Records from a collection
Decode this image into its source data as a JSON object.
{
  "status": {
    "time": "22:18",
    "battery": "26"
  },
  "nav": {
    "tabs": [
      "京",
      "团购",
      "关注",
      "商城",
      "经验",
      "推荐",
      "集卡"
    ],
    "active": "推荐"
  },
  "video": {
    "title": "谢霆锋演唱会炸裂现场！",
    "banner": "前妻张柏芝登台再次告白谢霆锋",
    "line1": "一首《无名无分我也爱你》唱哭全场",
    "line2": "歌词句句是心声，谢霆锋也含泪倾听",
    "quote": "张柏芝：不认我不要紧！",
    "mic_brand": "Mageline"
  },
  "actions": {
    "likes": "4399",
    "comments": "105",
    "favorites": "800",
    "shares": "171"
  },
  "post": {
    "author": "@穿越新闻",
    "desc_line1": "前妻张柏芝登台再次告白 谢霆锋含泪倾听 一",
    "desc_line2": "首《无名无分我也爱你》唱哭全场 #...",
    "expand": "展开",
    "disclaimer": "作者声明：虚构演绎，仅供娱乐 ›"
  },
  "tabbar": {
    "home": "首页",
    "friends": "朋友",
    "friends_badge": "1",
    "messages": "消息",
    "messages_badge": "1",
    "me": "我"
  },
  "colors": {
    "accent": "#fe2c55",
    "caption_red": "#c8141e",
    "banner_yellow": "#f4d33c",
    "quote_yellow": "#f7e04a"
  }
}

To be done → Print out the whole listing exactly as it appears.

Task response →
Decode this image into its source data as a JSON object.
{
  "status": {
    "time": "22:18",
    "battery": "26"
  },
  "nav": {
    "tabs": [
      "京",
      "团购",
      "关注",
      "商城",
      "经验",
      "推荐",
      "集卡"
    ],
    "active": "推荐"
  },
  "video": {
    "title": "谢霆锋演唱会炸裂现场！",
    "banner": "前妻张柏芝登台再次告白谢霆锋",
    "line1": "一首《无名无分我也爱你》唱哭全场",
    "line2": "歌词句句是心声，谢霆锋也含泪倾听",
    "quote": "张柏芝：不认我不要紧！",
    "mic_brand": "Mageline"
  },
  "actions": {
    "likes": "4399",
    "comments": "105",
    "favorites": "800",
    "shares": "171"
  },
  "post": {
    "author": "@穿越新闻",
    "desc_line1": "前妻张柏芝登台再次告白 谢霆锋含泪倾听 一",
    "desc_line2": "首《无名无分我也爱你》唱哭全场 #...",
    "expand": "展开",
    "disclaimer": "作者声明：虚构演绎，仅供娱乐 ›"
  },
  "tabbar": {
    "home": "首页",
    "friends": "朋友",
    "friends_badge": "1",
    "messages": "消息",
    "messages_badge": "1",
    "me": "我"
  },
  "colors": {
    "accent": "#fe2c55",
    "caption_red": "#c8141e",
    "banner_yellow": "#f4d33c",
    "quote_yellow": "#f7e04a"
  }
}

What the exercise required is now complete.